- _Your instructions_
All of the records below must be output exactly, with no pictures carried over.

Collected data
================================

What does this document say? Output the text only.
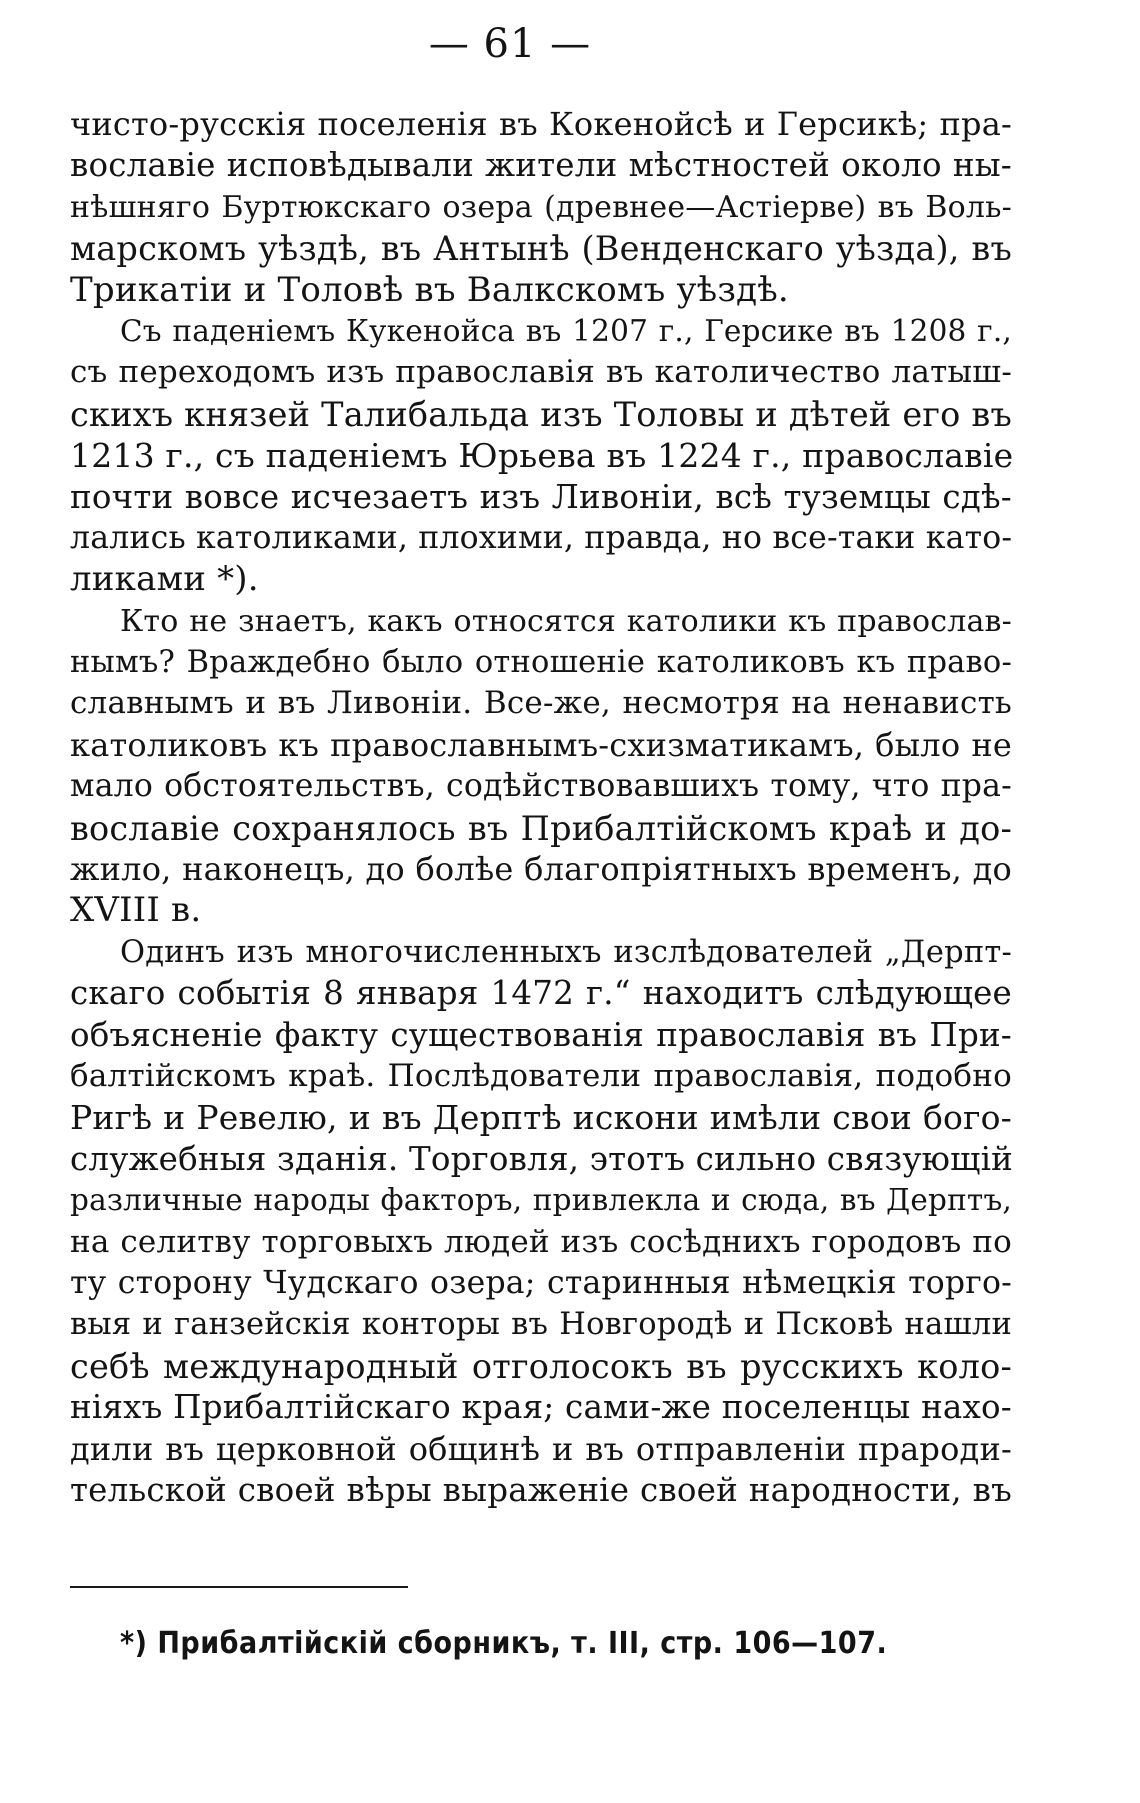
— 61 —
чисто-русскія поселенія въ Кокенойсѣ и Герсикѣ; пра-
вославіе исповѣдывали жители мѣстностей около ны-
нѣшняго Буртюкскаго озера (древнее—Астіерве) въ Воль-
марскомъ уѣздѣ, въ Антынѣ (Венденскаго уѣзда), въ
Трикатіи и Толовѣ въ Валкскомъ уѣздѣ.
Съ паденіемъ Кукенойса въ 1207 г., Герсике въ 1208 г.,
съ переходомъ изъ православія въ католичество латыш-
скихъ князей Талибальда изъ Толовы и дѣтей его въ
1213 г., съ паденіемъ Юрьева въ 1224 г., православіе
почти вовсе исчезаетъ изъ Ливоніи, всѣ туземцы сдѣ-
лались католиками, плохими, правда, но все-таки като-
ликами *).
Кто не знаетъ, какъ относятся католики къ православ-
нымъ? Враждебно было отношеніе католиковъ къ право-
славнымъ и въ Ливоніи. Все-же, несмотря на ненависть
католиковъ къ православнымъ-схизматикамъ, было не
мало обстоятельствъ, содѣйствовавшихъ тому, что пра-
вославіе сохранялось въ Прибалтійскомъ краѣ и до-
жило, наконецъ, до болѣе благопріятныхъ временъ, до
XVIII в.
Одинъ изъ многочисленныхъ изслѣдователей „Дерпт-
скаго событія 8 января 1472 г.“ находитъ слѣдующее
объясненіе факту существованія православія въ При-
балтійскомъ краѣ. Послѣдователи православія, подобно
Ригѣ и Ревелю, и въ Дерптѣ искони имѣли свои бого-
служебныя зданія. Торговля, этотъ сильно связующій
различные народы факторъ, привлекла и сюда, въ Дерптъ,
на селитву торговыхъ людей изъ сосѣднихъ городовъ по
ту сторону Чудскаго озера; старинныя нѣмецкія торго-
выя и ганзейскія конторы въ Новгородѣ и Псковѣ нашли
себѣ международный отголосокъ въ русскихъ коло-
ніяхъ Прибалтійскаго края; сами-же поселенцы нахо-
дили въ церковной общинѣ и въ отправленіи прароди-
тельской своей вѣры выраженіе своей народности, въ
*) Прибалтійскій сборникъ, т. III, стр. 106—107.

================================

- _Written answer_
What does this document say? Output the text only.
— 61 —
чисто-русскія поселенія въ Кокенойсѣ и Герсикѣ; пра-
вославіе исповѣдывали жители мѣстностей около ны-
нѣшняго Буртюкскаго озера (древнее—Астіерве) въ Воль-
марскомъ уѣздѣ, въ Антынѣ (Венденскаго уѣзда), въ
Трикатіи и Толовѣ въ Валкскомъ уѣздѣ.
Съ паденіемъ Кукенойса въ 1207 г., Герсике въ 1208 г.,
съ переходомъ изъ православія въ католичество латыш-
скихъ князей Талибальда изъ Толовы и дѣтей его въ
1213 г., съ паденіемъ Юрьева въ 1224 г., православіе
почти вовсе исчезаетъ изъ Ливоніи, всѣ туземцы сдѣ-
лались католиками, плохими, правда, но все-таки като-
ликами *).
Кто не знаетъ, какъ относятся католики къ православ-
нымъ? Враждебно было отношеніе католиковъ къ право-
славнымъ и въ Ливоніи. Все-же, несмотря на ненависть
католиковъ къ православнымъ-схизматикамъ, было не
мало обстоятельствъ, содѣйствовавшихъ тому, что пра-
вославіе сохранялось въ Прибалтійскомъ краѣ и до-
жило, наконецъ, до болѣе благопріятныхъ временъ, до
XVIII в.
Одинъ изъ многочисленныхъ изслѣдователей „Дерпт-
скаго событія 8 января 1472 г.“ находитъ слѣдующее
объясненіе факту существованія православія въ При-
балтійскомъ краѣ. Послѣдователи православія, подобно
Ригѣ и Ревелю, и въ Дерптѣ искони имѣли свои бого-
служебныя зданія. Торговля, этотъ сильно связующій
различные народы факторъ, привлекла и сюда, въ Дерптъ,
на селитву торговыхъ людей изъ сосѣднихъ городовъ по
ту сторону Чудскаго озера; старинныя нѣмецкія торго-
выя и ганзейскія конторы въ Новгородѣ и Псковѣ нашли
себѣ международный отголосокъ въ русскихъ коло-
ніяхъ Прибалтійскаго края; сами-же поселенцы нахо-
дили въ церковной общинѣ и въ отправленіи прароди-
тельской своей вѣры выраженіе своей народности, въ
*) Прибалтійскій сборникъ, т. III, стр. 106—107.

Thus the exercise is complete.